WRITTEN EXERCISE:
Make an exact copy of the records, with the pictures left out.
[start TASK INPUT]
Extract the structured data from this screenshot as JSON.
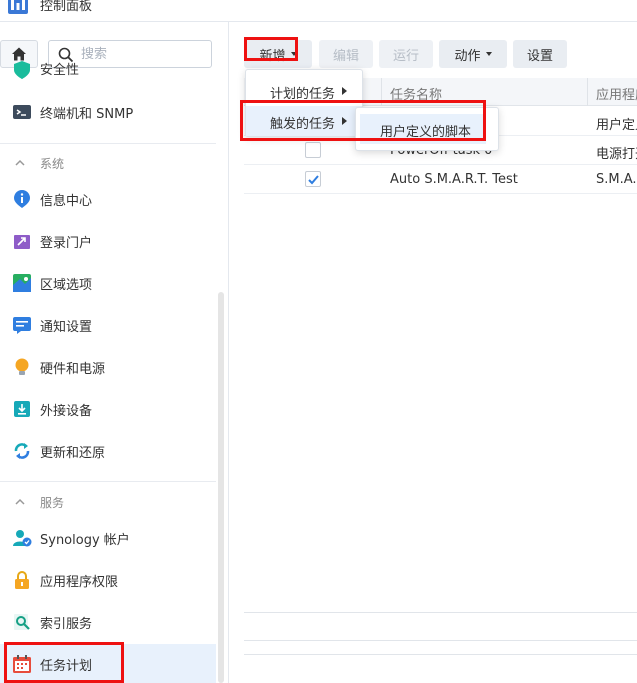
{
  "window": {
    "title": "控制面板"
  },
  "search": {
    "placeholder": "搜索"
  },
  "sidebar": {
    "partial_item": "安全性",
    "items_top": [
      {
        "label": "终端机和 SNMP",
        "icon": "terminal-icon"
      }
    ],
    "section_system": "系统",
    "items_system": [
      {
        "label": "信息中心",
        "icon": "info-icon"
      },
      {
        "label": "登录门户",
        "icon": "login-portal-icon"
      },
      {
        "label": "区域选项",
        "icon": "region-icon"
      },
      {
        "label": "通知设置",
        "icon": "notification-icon"
      },
      {
        "label": "硬件和电源",
        "icon": "hardware-power-icon"
      },
      {
        "label": "外接设备",
        "icon": "external-device-icon"
      },
      {
        "label": "更新和还原",
        "icon": "update-restore-icon"
      }
    ],
    "section_services": "服务",
    "items_services": [
      {
        "label": "Synology 帐户",
        "icon": "synology-account-icon"
      },
      {
        "label": "应用程序权限",
        "icon": "app-privilege-icon"
      },
      {
        "label": "索引服务",
        "icon": "index-service-icon"
      },
      {
        "label": "任务计划",
        "icon": "task-scheduler-icon"
      }
    ]
  },
  "toolbar": {
    "create": "新增",
    "edit": "编辑",
    "run": "运行",
    "action": "动作",
    "settings": "设置"
  },
  "grid": {
    "columns": [
      "任务名称",
      "应用程序"
    ],
    "rows": [
      {
        "checked": false,
        "name": "",
        "app": "用户定义"
      },
      {
        "checked": false,
        "name": "PowerOff task 0",
        "app": "电源打开"
      },
      {
        "checked": true,
        "name": "Auto S.M.A.R.T. Test",
        "app": "S.M.A.R.T."
      }
    ]
  },
  "menu": {
    "items": [
      "计划的任务",
      "触发的任务"
    ],
    "submenu": [
      "用户定义的脚本"
    ]
  },
  "colors": {
    "accent": "#2f7ee0",
    "highlight": "#ee1111",
    "active_bg": "#e8f1fc"
  }
}
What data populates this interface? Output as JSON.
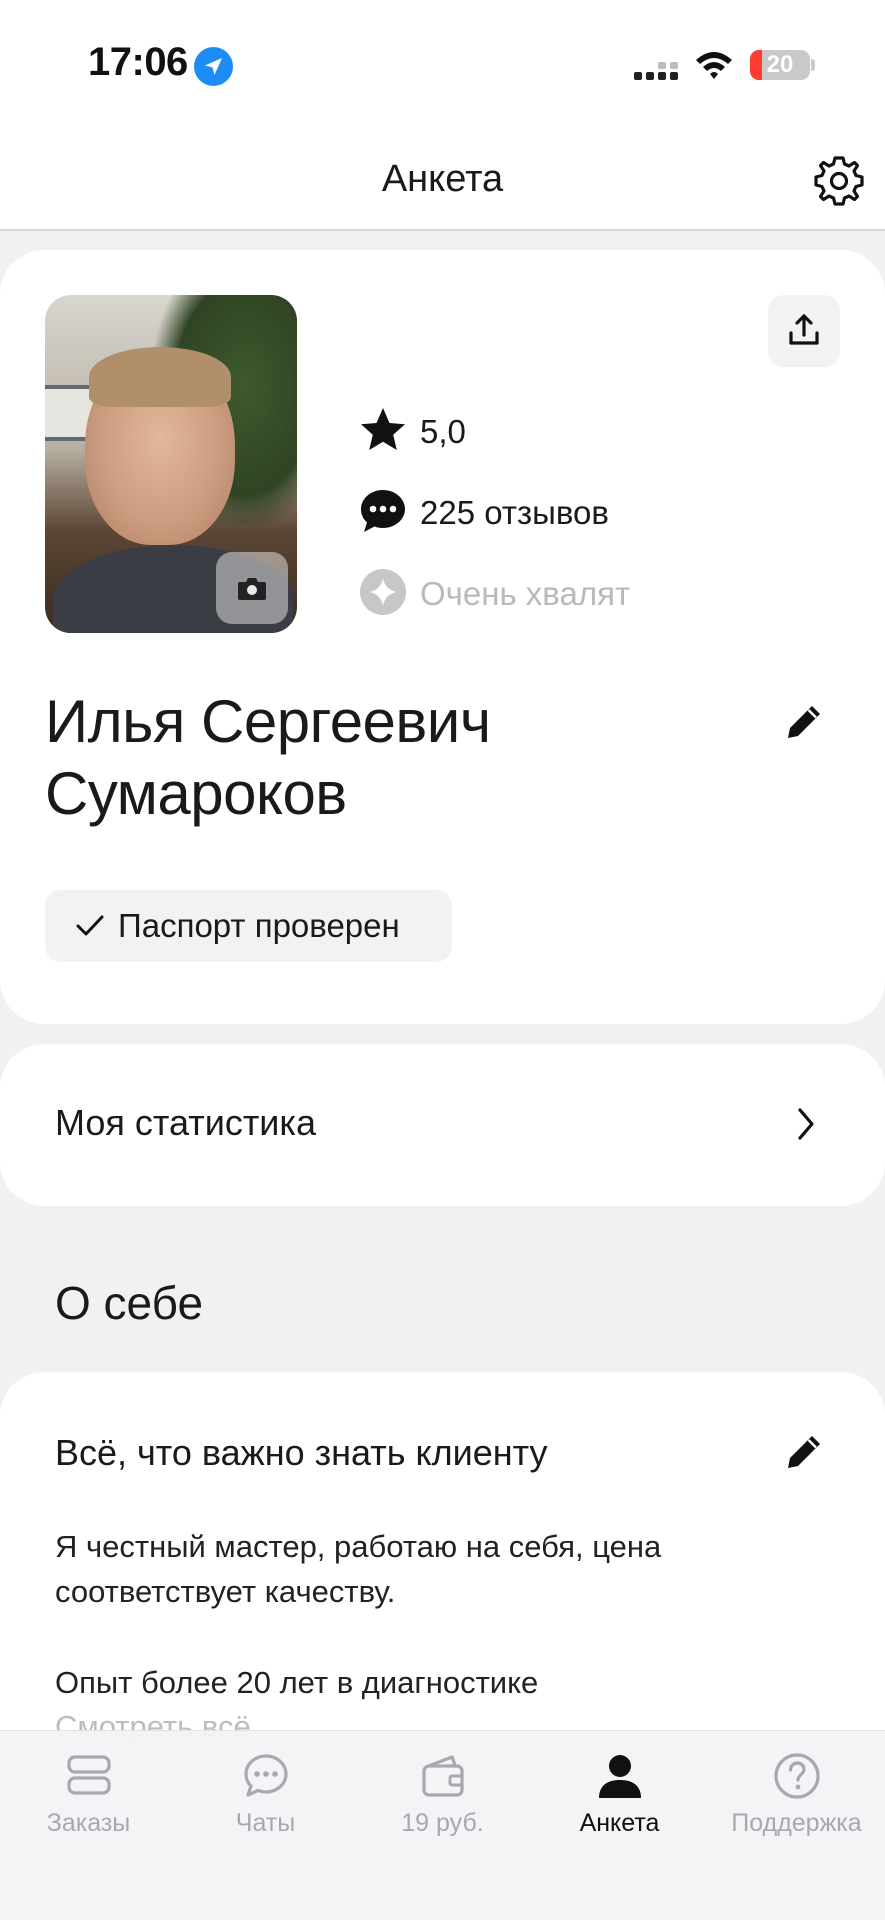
{
  "status_bar": {
    "time": "17:06",
    "battery": "20",
    "icons": [
      "location-arrow-icon",
      "cellular-signal-icon",
      "wifi-icon",
      "battery-icon"
    ]
  },
  "header": {
    "title": "Анкета",
    "settings_icon": "gear-icon"
  },
  "profile": {
    "rating": "5,0",
    "reviews": "225 отзывов",
    "badge": "Очень хвалят",
    "name_line1": "Илья Сергеевич",
    "name_line2": "Сумароков",
    "verified": "Паспорт проверен"
  },
  "stats": {
    "label": "Моя статистика"
  },
  "about": {
    "section_title": "О себе",
    "heading": "Всё, что важно знать клиенту",
    "paragraph1": "Я честный мастер, работаю на себя, цена соответствует качеству.",
    "paragraph2": "Опыт более 20 лет в диагностике",
    "more_link": "Смотреть всё"
  },
  "tabs": [
    {
      "label": "Заказы",
      "icon": "orders-icon",
      "active": false
    },
    {
      "label": "Чаты",
      "icon": "chat-icon",
      "active": false
    },
    {
      "label": "19 руб.",
      "icon": "wallet-icon",
      "active": false
    },
    {
      "label": "Анкета",
      "icon": "profile-icon",
      "active": true
    },
    {
      "label": "Поддержка",
      "icon": "help-icon",
      "active": false
    }
  ],
  "colors": {
    "accent_blue": "#1e8cf5",
    "battery_low": "#ff3b30",
    "muted_text": "#b9b9b9",
    "background": "#f1f1f1"
  }
}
[end TASK INPUT]
RESPONSE:
Extract the structured data from this screenshot as JSON.
{
  "window": {
    "title": "控制面板"
  },
  "search": {
    "placeholder": "搜索"
  },
  "sidebar": {
    "partial_item": "安全性",
    "items_top": [
      {
        "label": "终端机和 SNMP",
        "icon": "terminal-icon"
      }
    ],
    "section_system": "系统",
    "items_system": [
      {
        "label": "信息中心",
        "icon": "info-icon"
      },
      {
        "label": "登录门户",
        "icon": "login-portal-icon"
      },
      {
        "label": "区域选项",
        "icon": "region-icon"
      },
      {
        "label": "通知设置",
        "icon": "notification-icon"
      },
      {
        "label": "硬件和电源",
        "icon": "hardware-power-icon"
      },
      {
        "label": "外接设备",
        "icon": "external-device-icon"
      },
      {
        "label": "更新和还原",
        "icon": "update-restore-icon"
      }
    ],
    "section_services": "服务",
    "items_services": [
      {
        "label": "Synology 帐户",
        "icon": "synology-account-icon"
      },
      {
        "label": "应用程序权限",
        "icon": "app-privilege-icon"
      },
      {
        "label": "索引服务",
        "icon": "index-service-icon"
      },
      {
        "label": "任务计划",
        "icon": "task-scheduler-icon"
      }
    ]
  },
  "toolbar": {
    "create": "新增",
    "edit": "编辑",
    "run": "运行",
    "action": "动作",
    "settings": "设置"
  },
  "grid": {
    "columns": [
      "任务名称",
      "应用程序"
    ],
    "rows": [
      {
        "checked": false,
        "name": "",
        "app": "用户定义"
      },
      {
        "checked": false,
        "name": "PowerOff task 0",
        "app": "电源打开"
      },
      {
        "checked": true,
        "name": "Auto S.M.A.R.T. Test",
        "app": "S.M.A.R.T."
      }
    ]
  },
  "menu": {
    "items": [
      "计划的任务",
      "触发的任务"
    ],
    "submenu": [
      "用户定义的脚本"
    ]
  },
  "colors": {
    "accent": "#2f7ee0",
    "highlight": "#ee1111",
    "active_bg": "#e8f1fc"
  }
}
What data populates this interface? Output as JSON.
{
  "status_bar": {
    "time": "17:06",
    "battery": "20",
    "icons": [
      "location-arrow-icon",
      "cellular-signal-icon",
      "wifi-icon",
      "battery-icon"
    ]
  },
  "header": {
    "title": "Анкета",
    "settings_icon": "gear-icon"
  },
  "profile": {
    "rating": "5,0",
    "reviews": "225 отзывов",
    "badge": "Очень хвалят",
    "name_line1": "Илья Сергеевич",
    "name_line2": "Сумароков",
    "verified": "Паспорт проверен"
  },
  "stats": {
    "label": "Моя статистика"
  },
  "about": {
    "section_title": "О себе",
    "heading": "Всё, что важно знать клиенту",
    "paragraph1": "Я честный мастер, работаю на себя, цена соответствует качеству.",
    "paragraph2": "Опыт более 20 лет в диагностике",
    "more_link": "Смотреть всё"
  },
  "tabs": [
    {
      "label": "Заказы",
      "icon": "orders-icon",
      "active": false
    },
    {
      "label": "Чаты",
      "icon": "chat-icon",
      "active": false
    },
    {
      "label": "19 руб.",
      "icon": "wallet-icon",
      "active": false
    },
    {
      "label": "Анкета",
      "icon": "profile-icon",
      "active": true
    },
    {
      "label": "Поддержка",
      "icon": "help-icon",
      "active": false
    }
  ],
  "colors": {
    "accent_blue": "#1e8cf5",
    "battery_low": "#ff3b30",
    "muted_text": "#b9b9b9",
    "background": "#f1f1f1"
  }
}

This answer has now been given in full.